**Request**.
From the listing that follows, output everything exactly except the pictures.

Collected data entries
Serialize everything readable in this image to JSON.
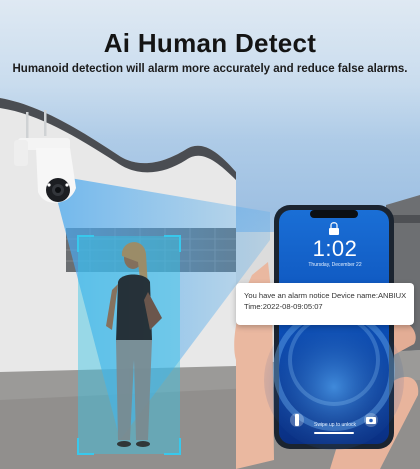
{
  "header": {
    "title": "Ai Human Detect",
    "subtitle": "Humanoid detection will alarm more accurately and reduce false alarms."
  },
  "notification": {
    "line1": "You have an alarm notice Device name:ANBIUX",
    "line2": "Time:2022-08-09:05:07"
  },
  "phone": {
    "time": "1:02",
    "date": "Thursday, December 22",
    "unlock_hint": "Swipe up to unlock"
  },
  "icons": [
    "camera-icon",
    "flashlight-icon",
    "lock-icon"
  ],
  "colors": {
    "detection_frame": "#38c8ec",
    "background_sky": "#9ec0e2"
  }
}
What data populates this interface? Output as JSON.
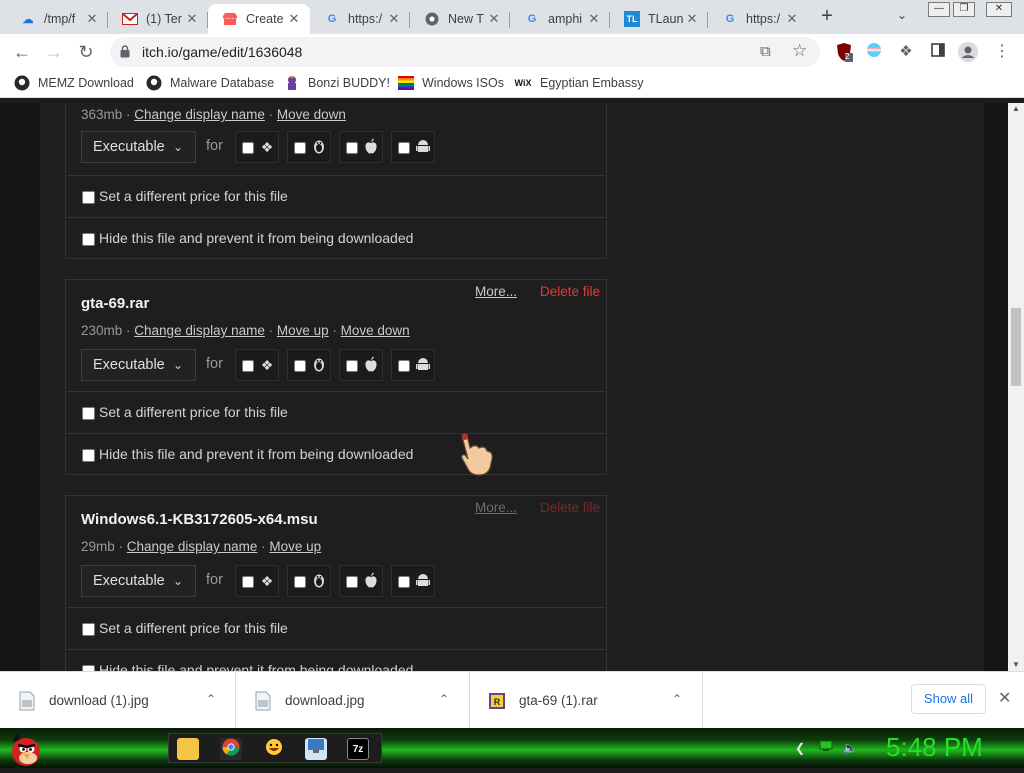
{
  "browser": {
    "tabs": [
      {
        "title": "/tmp/f",
        "icon": "upload-icon",
        "active": false
      },
      {
        "title": "(1) Ter",
        "icon": "gmail-icon",
        "active": false
      },
      {
        "title": "Create",
        "icon": "itchio-icon",
        "active": true
      },
      {
        "title": "https:/",
        "icon": "google-icon",
        "active": false
      },
      {
        "title": "New T",
        "icon": "chrome-icon",
        "active": false
      },
      {
        "title": "amphi",
        "icon": "google-icon",
        "active": false
      },
      {
        "title": "TLaun",
        "icon": "tlauncher-icon",
        "active": false
      },
      {
        "title": "https:/",
        "icon": "google-icon",
        "active": false
      }
    ],
    "url": "itch.io/game/edit/1636048",
    "extension_badge": "2",
    "bookmarks": [
      {
        "label": "MEMZ Download",
        "icon": "github-icon"
      },
      {
        "label": "Malware Database",
        "icon": "github-icon"
      },
      {
        "label": "Bonzi BUDDY!",
        "icon": "bonzi-icon"
      },
      {
        "label": "Windows ISOs",
        "icon": "rainbow-flag-icon"
      },
      {
        "label": "Egyptian Embassy",
        "icon": "wix-icon"
      }
    ]
  },
  "files": [
    {
      "name": "",
      "size": "363mb",
      "links": [
        "Change display name",
        "Move down"
      ],
      "type": "Executable",
      "for_label": "for",
      "options": [
        "Set a different price for this file",
        "Hide this file and prevent it from being downloaded"
      ]
    },
    {
      "name": "gta-69.rar",
      "size": "230mb",
      "links": [
        "Change display name",
        "Move up",
        "Move down"
      ],
      "more": "More...",
      "delete": "Delete file",
      "type": "Executable",
      "for_label": "for",
      "options": [
        "Set a different price for this file",
        "Hide this file and prevent it from being downloaded"
      ]
    },
    {
      "name": "Windows6.1-KB3172605-x64.msu",
      "size": "29mb",
      "links": [
        "Change display name",
        "Move up"
      ],
      "more": "More...",
      "delete": "Delete file",
      "type": "Executable",
      "for_label": "for",
      "options": [
        "Set a different price for this file",
        "Hide this file and prevent it from being downloaded"
      ]
    }
  ],
  "platforms": [
    "windows-icon",
    "linux-icon",
    "apple-icon",
    "android-icon"
  ],
  "downloads": {
    "items": [
      {
        "name": "download (1).jpg",
        "icon": "image-file-icon"
      },
      {
        "name": "download.jpg",
        "icon": "image-file-icon"
      },
      {
        "name": "gta-69 (1).rar",
        "icon": "rar-file-icon"
      }
    ],
    "show_all": "Show all"
  },
  "taskbar": {
    "clock": "5:48 PM",
    "apps": [
      "folder-icon",
      "chrome-icon",
      "emoji-icon",
      "monitor-icon",
      "7zip-icon"
    ],
    "seven_zip_label": "7z"
  },
  "colors": {
    "page_bg": "#1e1e1e",
    "delete_red": "#e23c3c",
    "clock_green": "#26e026",
    "link_blue": "#1a73e8"
  }
}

**Output**.
Serialize everything readable in this image to JSON.
{
  "header": {
    "title": "Ai Human Detect",
    "subtitle": "Humanoid detection will alarm more accurately and reduce false alarms."
  },
  "notification": {
    "line1": "You have an alarm notice Device name:ANBIUX",
    "line2": "Time:2022-08-09:05:07"
  },
  "phone": {
    "time": "1:02",
    "date": "Thursday, December 22",
    "unlock_hint": "Swipe up to unlock"
  },
  "icons": [
    "camera-icon",
    "flashlight-icon",
    "lock-icon"
  ],
  "colors": {
    "detection_frame": "#38c8ec",
    "background_sky": "#9ec0e2"
  }
}
What data populates this interface? Output as JSON.
{
  "browser": {
    "tabs": [
      {
        "title": "/tmp/f",
        "icon": "upload-icon",
        "active": false
      },
      {
        "title": "(1) Ter",
        "icon": "gmail-icon",
        "active": false
      },
      {
        "title": "Create",
        "icon": "itchio-icon",
        "active": true
      },
      {
        "title": "https:/",
        "icon": "google-icon",
        "active": false
      },
      {
        "title": "New T",
        "icon": "chrome-icon",
        "active": false
      },
      {
        "title": "amphi",
        "icon": "google-icon",
        "active": false
      },
      {
        "title": "TLaun",
        "icon": "tlauncher-icon",
        "active": false
      },
      {
        "title": "https:/",
        "icon": "google-icon",
        "active": false
      }
    ],
    "url": "itch.io/game/edit/1636048",
    "extension_badge": "2",
    "bookmarks": [
      {
        "label": "MEMZ Download",
        "icon": "github-icon"
      },
      {
        "label": "Malware Database",
        "icon": "github-icon"
      },
      {
        "label": "Bonzi BUDDY!",
        "icon": "bonzi-icon"
      },
      {
        "label": "Windows ISOs",
        "icon": "rainbow-flag-icon"
      },
      {
        "label": "Egyptian Embassy",
        "icon": "wix-icon"
      }
    ]
  },
  "files": [
    {
      "name": "",
      "size": "363mb",
      "links": [
        "Change display name",
        "Move down"
      ],
      "type": "Executable",
      "for_label": "for",
      "options": [
        "Set a different price for this file",
        "Hide this file and prevent it from being downloaded"
      ]
    },
    {
      "name": "gta-69.rar",
      "size": "230mb",
      "links": [
        "Change display name",
        "Move up",
        "Move down"
      ],
      "more": "More...",
      "delete": "Delete file",
      "type": "Executable",
      "for_label": "for",
      "options": [
        "Set a different price for this file",
        "Hide this file and prevent it from being downloaded"
      ]
    },
    {
      "name": "Windows6.1-KB3172605-x64.msu",
      "size": "29mb",
      "links": [
        "Change display name",
        "Move up"
      ],
      "more": "More...",
      "delete": "Delete file",
      "type": "Executable",
      "for_label": "for",
      "options": [
        "Set a different price for this file",
        "Hide this file and prevent it from being downloaded"
      ]
    }
  ],
  "platforms": [
    "windows-icon",
    "linux-icon",
    "apple-icon",
    "android-icon"
  ],
  "downloads": {
    "items": [
      {
        "name": "download (1).jpg",
        "icon": "image-file-icon"
      },
      {
        "name": "download.jpg",
        "icon": "image-file-icon"
      },
      {
        "name": "gta-69 (1).rar",
        "icon": "rar-file-icon"
      }
    ],
    "show_all": "Show all"
  },
  "taskbar": {
    "clock": "5:48 PM",
    "apps": [
      "folder-icon",
      "chrome-icon",
      "emoji-icon",
      "monitor-icon",
      "7zip-icon"
    ],
    "seven_zip_label": "7z"
  },
  "colors": {
    "page_bg": "#1e1e1e",
    "delete_red": "#e23c3c",
    "clock_green": "#26e026",
    "link_blue": "#1a73e8"
  }
}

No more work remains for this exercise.